Data for the task:
** start **
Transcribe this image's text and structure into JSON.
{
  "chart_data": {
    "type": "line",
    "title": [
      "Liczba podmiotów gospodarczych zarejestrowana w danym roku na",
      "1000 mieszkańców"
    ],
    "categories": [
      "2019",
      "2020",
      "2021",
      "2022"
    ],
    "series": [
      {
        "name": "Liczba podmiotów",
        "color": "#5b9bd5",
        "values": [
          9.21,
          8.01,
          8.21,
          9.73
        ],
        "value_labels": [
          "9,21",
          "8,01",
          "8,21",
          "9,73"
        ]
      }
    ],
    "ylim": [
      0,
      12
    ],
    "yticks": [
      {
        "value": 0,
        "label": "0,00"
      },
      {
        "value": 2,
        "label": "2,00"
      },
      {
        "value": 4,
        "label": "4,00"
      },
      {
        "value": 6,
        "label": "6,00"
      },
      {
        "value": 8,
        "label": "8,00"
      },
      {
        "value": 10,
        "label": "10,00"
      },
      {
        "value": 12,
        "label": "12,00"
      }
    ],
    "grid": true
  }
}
** end **
What the exercise asks:
Retype the listing exactly, in full.

Task solution:
Transcribe this image's text and structure into JSON.
{
  "chart_data": {
    "type": "line",
    "title": [
      "Liczba podmiotów gospodarczych zarejestrowana w danym roku na",
      "1000 mieszkańców"
    ],
    "categories": [
      "2019",
      "2020",
      "2021",
      "2022"
    ],
    "series": [
      {
        "name": "Liczba podmiotów",
        "color": "#5b9bd5",
        "values": [
          9.21,
          8.01,
          8.21,
          9.73
        ],
        "value_labels": [
          "9,21",
          "8,01",
          "8,21",
          "9,73"
        ]
      }
    ],
    "ylim": [
      0,
      12
    ],
    "yticks": [
      {
        "value": 0,
        "label": "0,00"
      },
      {
        "value": 2,
        "label": "2,00"
      },
      {
        "value": 4,
        "label": "4,00"
      },
      {
        "value": 6,
        "label": "6,00"
      },
      {
        "value": 8,
        "label": "8,00"
      },
      {
        "value": 10,
        "label": "10,00"
      },
      {
        "value": 12,
        "label": "12,00"
      }
    ],
    "grid": true
  }
}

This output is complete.